Problem to work on: Return a copy of every line in the records that includes the word "instructor".

┌──

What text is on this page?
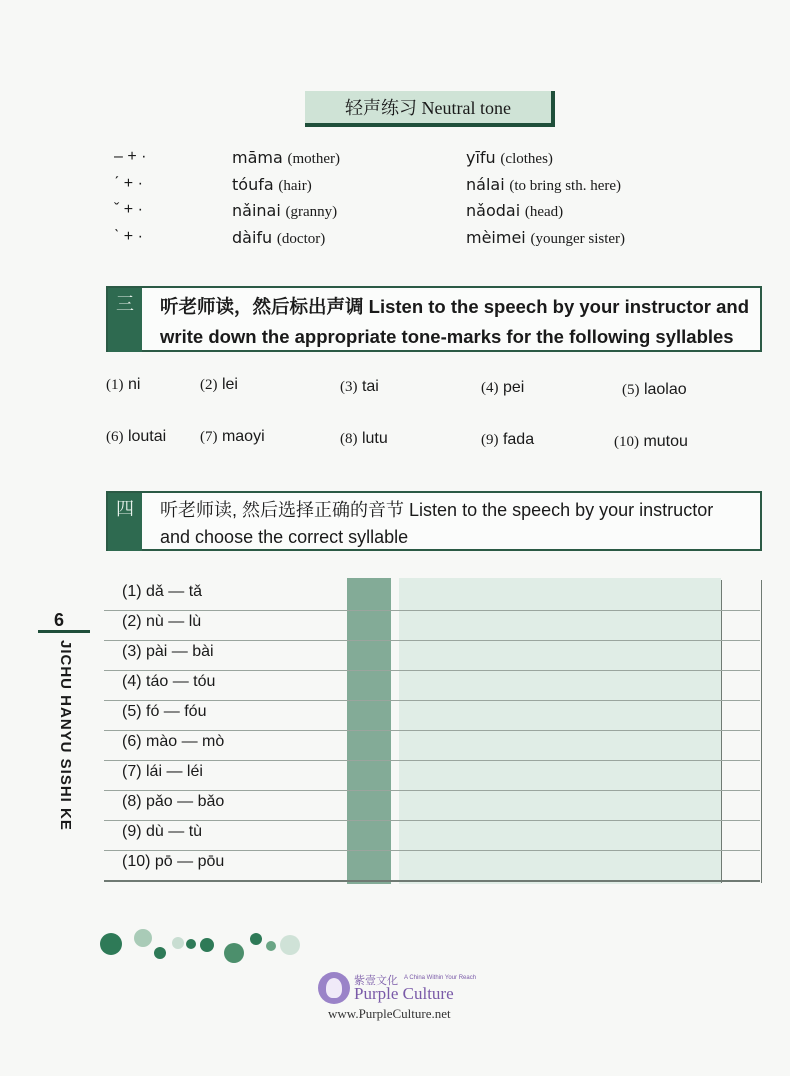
轻声练习 Neutral tone
– + ·	māma (mother)	yīfu (clothes)
ˊ + ·	tóufa (hair)	nálai (to bring sth. here)
ˇ + ·	nǎinai (granny)	nǎodai (head)
ˋ + ·	dàifu (doctor)	mèimei (younger sister)
三	听老师读，然后标出声调 Listen to the speech by your instructor and
write down the appropriate tone-marks for the following syllables
(1) ni	(2) lei	(3) tai	(4) pei	(5) laolao
(6) loutai (7) maoyi	(8) lutu	(9) fada	(10) mutou
四	听老师读, 然后选择正确的音节 Listen to the speech by your instructor
and choose the correct syllable
(1) dǎ — tǎ
(2) nù — lù
(3) pài — bài
(4) táo — tóu
(5) fó — fóu
(6) mào — mò
(7) lái — léi
(8) pǎo — bǎo
(9) dù — tù
(10) pō — pōu
6
JICHU HANYU SISHI KE
紫壹文化 A China Within Your Reach
Purple Culture
www.PurpleCulture.net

└──

Completed exercise:
三	听老师读，然后标出声调 Listen to the speech by your instructor and
四	听老师读, 然后选择正确的音节 Listen to the speech by your instructor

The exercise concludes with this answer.